▸ RECORDS FOR THE TASK
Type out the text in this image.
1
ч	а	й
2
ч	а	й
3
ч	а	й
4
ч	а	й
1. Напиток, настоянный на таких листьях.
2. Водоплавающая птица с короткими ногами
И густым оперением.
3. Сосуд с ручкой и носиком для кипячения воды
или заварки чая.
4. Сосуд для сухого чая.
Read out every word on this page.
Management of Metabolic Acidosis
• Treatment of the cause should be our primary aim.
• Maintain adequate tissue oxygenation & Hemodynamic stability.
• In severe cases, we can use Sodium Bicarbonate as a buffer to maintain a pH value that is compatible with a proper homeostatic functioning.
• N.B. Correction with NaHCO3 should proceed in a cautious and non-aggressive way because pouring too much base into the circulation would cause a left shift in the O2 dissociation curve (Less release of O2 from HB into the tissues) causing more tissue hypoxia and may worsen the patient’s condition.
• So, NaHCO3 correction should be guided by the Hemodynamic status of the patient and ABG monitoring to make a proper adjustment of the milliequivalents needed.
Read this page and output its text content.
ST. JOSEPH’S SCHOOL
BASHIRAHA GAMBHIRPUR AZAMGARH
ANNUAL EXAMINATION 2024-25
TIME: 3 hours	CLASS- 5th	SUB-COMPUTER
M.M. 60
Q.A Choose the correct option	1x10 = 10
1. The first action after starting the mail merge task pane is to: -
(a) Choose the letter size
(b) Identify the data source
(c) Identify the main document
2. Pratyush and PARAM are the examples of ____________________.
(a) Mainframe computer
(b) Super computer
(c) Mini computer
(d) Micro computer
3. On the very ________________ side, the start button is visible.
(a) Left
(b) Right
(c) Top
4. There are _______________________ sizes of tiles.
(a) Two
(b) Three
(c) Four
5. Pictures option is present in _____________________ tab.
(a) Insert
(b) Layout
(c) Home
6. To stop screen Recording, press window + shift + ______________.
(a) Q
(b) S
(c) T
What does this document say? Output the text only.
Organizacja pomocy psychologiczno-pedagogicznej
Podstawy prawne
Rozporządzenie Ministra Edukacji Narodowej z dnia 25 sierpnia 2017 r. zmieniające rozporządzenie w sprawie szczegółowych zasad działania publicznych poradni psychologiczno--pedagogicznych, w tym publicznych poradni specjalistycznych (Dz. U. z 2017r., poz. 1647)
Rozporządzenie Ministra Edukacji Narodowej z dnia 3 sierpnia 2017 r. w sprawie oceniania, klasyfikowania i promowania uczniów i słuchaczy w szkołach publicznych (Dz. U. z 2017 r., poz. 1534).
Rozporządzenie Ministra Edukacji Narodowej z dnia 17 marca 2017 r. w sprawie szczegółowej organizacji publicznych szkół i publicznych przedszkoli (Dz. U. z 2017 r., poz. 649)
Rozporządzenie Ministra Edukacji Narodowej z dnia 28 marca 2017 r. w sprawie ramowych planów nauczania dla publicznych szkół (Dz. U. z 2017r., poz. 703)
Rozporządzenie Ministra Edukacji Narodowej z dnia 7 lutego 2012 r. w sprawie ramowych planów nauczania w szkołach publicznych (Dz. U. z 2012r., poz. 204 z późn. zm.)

▸ PROBLEM STATEMENT
Copy out the whole listing exactly.

▸ WRITTEN RESPONSE
Type out the text in this image.
1
ч	а	й
2
ч	а	й
3
ч	а	й
4
ч	а	й
1. Напиток, настоянный на таких листьях.
2. Водоплавающая птица с короткими ногами
И густым оперением.
3. Сосуд с ручкой и носиком для кипячения воды
или заварки чая.
4. Сосуд для сухого чая.
Read out every word on this page.
Management of Metabolic Acidosis
• Treatment of the cause should be our primary aim.
• Maintain adequate tissue oxygenation & Hemodynamic stability.
• In severe cases, we can use Sodium Bicarbonate as a buffer to maintain a pH value that is compatible with a proper homeostatic functioning.
• N.B. Correction with NaHCO3 should proceed in a cautious and non-aggressive way because pouring too much base into the circulation would cause a left shift in the O2 dissociation curve (Less release of O2 from HB into the tissues) causing more tissue hypoxia and may worsen the patient’s condition.
• So, NaHCO3 correction should be guided by the Hemodynamic status of the patient and ABG monitoring to make a proper adjustment of the milliequivalents needed.
Read this page and output its text content.
ST. JOSEPH’S SCHOOL
BASHIRAHA GAMBHIRPUR AZAMGARH
ANNUAL EXAMINATION 2024-25
TIME: 3 hours	CLASS- 5th	SUB-COMPUTER
M.M. 60
Q.A Choose the correct option	1x10 = 10
1. The first action after starting the mail merge task pane is to: -
(a) Choose the letter size
(b) Identify the data source
(c) Identify the main document
2. Pratyush and PARAM are the examples of ____________________.
(a) Mainframe computer
(b) Super computer
(c) Mini computer
(d) Micro computer
3. On the very ________________ side, the start button is visible.
(a) Left
(b) Right
(c) Top
4. There are _______________________ sizes of tiles.
(a) Two
(b) Three
(c) Four
5. Pictures option is present in _____________________ tab.
(a) Insert
(b) Layout
(c) Home
6. To stop screen Recording, press window + shift + ______________.
(a) Q
(b) S
(c) T
What does this document say? Output the text only.
Organizacja pomocy psychologiczno-pedagogicznej
Podstawy prawne
Rozporządzenie Ministra Edukacji Narodowej z dnia 25 sierpnia 2017 r. zmieniające rozporządzenie w sprawie szczegółowych zasad działania publicznych poradni psychologiczno--pedagogicznych, w tym publicznych poradni specjalistycznych (Dz. U. z 2017r., poz. 1647)
Rozporządzenie Ministra Edukacji Narodowej z dnia 3 sierpnia 2017 r. w sprawie oceniania, klasyfikowania i promowania uczniów i słuchaczy w szkołach publicznych (Dz. U. z 2017 r., poz. 1534).
Rozporządzenie Ministra Edukacji Narodowej z dnia 17 marca 2017 r. w sprawie szczegółowej organizacji publicznych szkół i publicznych przedszkoli (Dz. U. z 2017 r., poz. 649)
Rozporządzenie Ministra Edukacji Narodowej z dnia 28 marca 2017 r. w sprawie ramowych planów nauczania dla publicznych szkół (Dz. U. z 2017r., poz. 703)
Rozporządzenie Ministra Edukacji Narodowej z dnia 7 lutego 2012 r. w sprawie ramowych planów nauczania w szkołach publicznych (Dz. U. z 2012r., poz. 204 z późn. zm.)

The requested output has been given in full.